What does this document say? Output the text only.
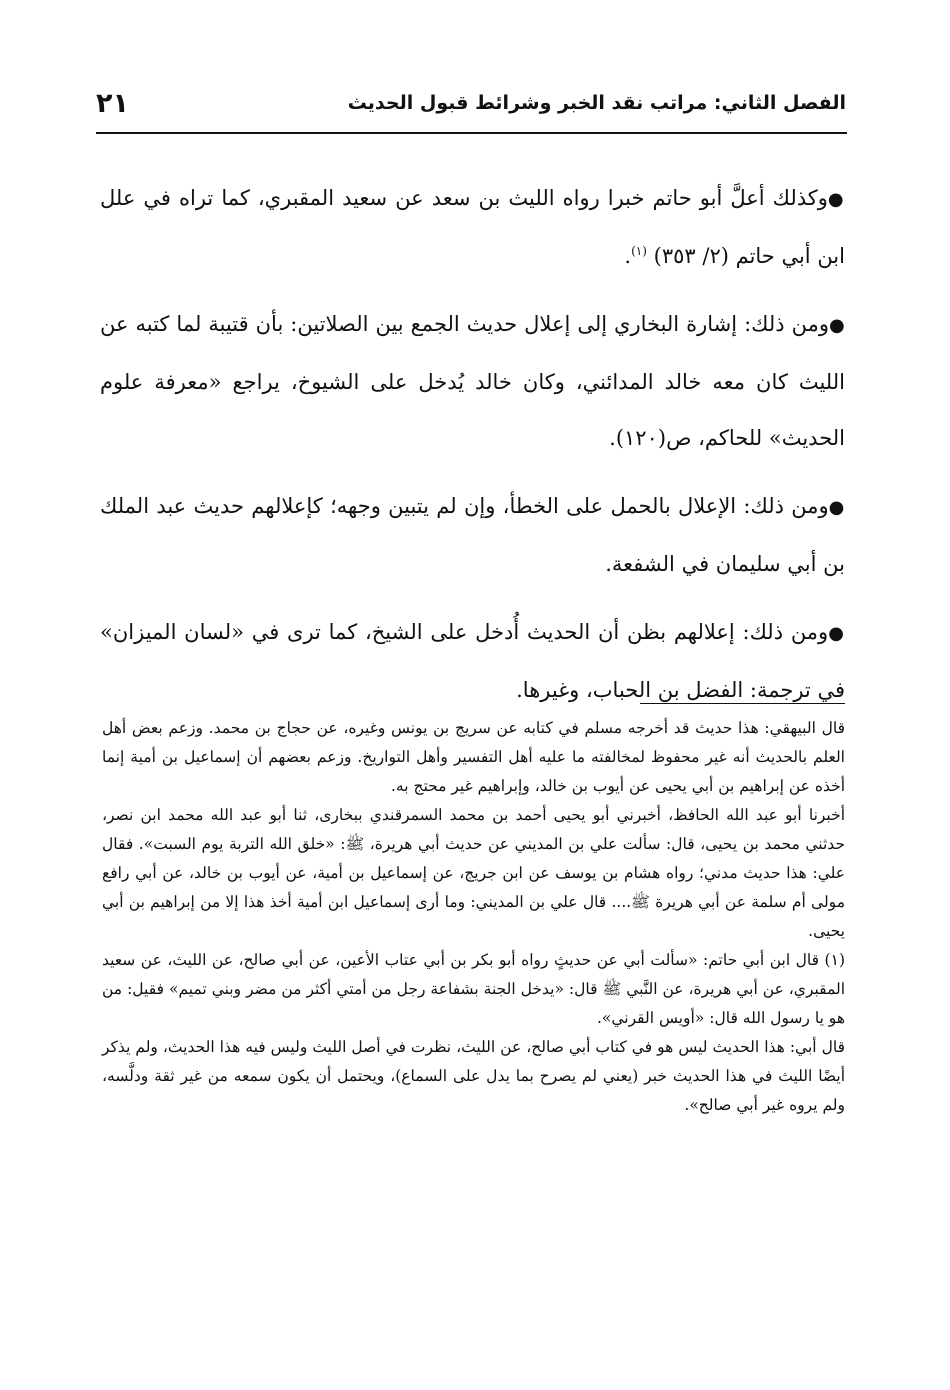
الفصل الثاني: مراتب نقد الخبر وشرائط قبول الحديث
٢١

●وكذلك أعلَّ أبو حاتم خبرا رواه الليث بن سعد عن سعيد المقبري، كما تراه في علل ابن أبي حاتم (٢/ ٣٥٣) $^{(١)}$.

●ومن ذلك: إشارة البخاري إلى إعلال حديث الجمع بين الصلاتين: بأن قتيبة لما كتبه عن الليث كان معه خالد المدائني، وكان خالد يُدخل على الشيوخ، يراجع «معرفة علوم الحديث» للحاكم، ص(١٢٠).

●ومن ذلك: الإعلال بالحمل على الخطأ، وإن لم يتبين وجهه؛ كإعلالهم حديث عبد الملك بن أبي سليمان في الشفعة.

●ومن ذلك: إعلالهم بظن أن الحديث أُدخل على الشيخ، كما ترى في «لسان الميزان» في ترجمة: الفضل بن الحباب، وغيرها.

قال البيهقي: هذا حديث قد أخرجه مسلم في كتابه عن سريج بن يونس وغيره، عن حجاج بن محمد. وزعم بعض أهل العلم بالحديث أنه غير محفوظ لمخالفته ما عليه أهل التفسير وأهل التواريخ. وزعم بعضهم أن إسماعيل بن أمية إنما أخذه عن إبراهيم بن أبي يحيى عن أيوب بن خالد، وإبراهيم غير محتج به.

أخبرنا أبو عبد الله الحافظ، أخبرني أبو يحيى أحمد بن محمد السمرقندي ببخارى، ثنا أبو عبد الله محمد ابن نصر، حدثني محمد بن يحيى، قال: سألت علي بن المديني عن حديث أبي هريرة، ﷺ: «خلق الله التربة يوم السبت». فقال علي: هذا حديث مدني؛ رواه هشام بن يوسف عن ابن جريج، عن إسماعيل بن أمية، عن أيوب بن خالد، عن أبي رافع مولى أم سلمة عن أبي هريرة ﷺ.... قال علي بن المديني: وما أرى إسماعيل ابن أمية أخذ هذا إلا من إبراهيم بن أبي يحيى.

(١) قال ابن أبي حاتم: «سألت أبي عن حديثٍ رواه أبو بكر بن أبي عتاب الأعين، عن أبي صالح، عن الليث، عن سعيد المقبري، عن أبي هريرة، عن النَّبي ﷺ قال: «يدخل الجنة بشفاعة رجل من أمتي أكثر من مضر وبني تميم» فقيل: من هو يا رسول الله قال: «أويس القرني».

قال أبي: هذا الحديث ليس هو في كتاب أبي صالح، عن الليث، نظرت في أصل الليث وليس فيه هذا الحديث، ولم يذكر أيضًا الليث في هذا الحديث خبر (يعني لم يصرح بما يدل على السماع)، ويحتمل أن يكون سمعه من غير ثقة ودلَّسه، ولم يروه غير أبي صالح».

# # # # # # #

* **What the task asks**
Which lines contain the word "سعيد"? Copy each of them.

* **Output of the task**
●وكذلك أعلَّ أبو حاتم خبرا رواه الليث بن سعد عن سعيد المقبري، كما تراه في علل ابن أبي حاتم (٢/ ٣٥٣) $^{(١)}$.
(١) قال ابن أبي حاتم: «سألت أبي عن حديثٍ رواه أبو بكر بن أبي عتاب الأعين، عن أبي صالح، عن الليث، عن سعيد المقبري، عن أبي هريرة، عن النَّبي ﷺ قال: «يدخل الجنة بشفاعة رجل من أمتي أكثر من مضر وبني تميم» فقيل: من هو يا رسول الله قال: «أويس القرني».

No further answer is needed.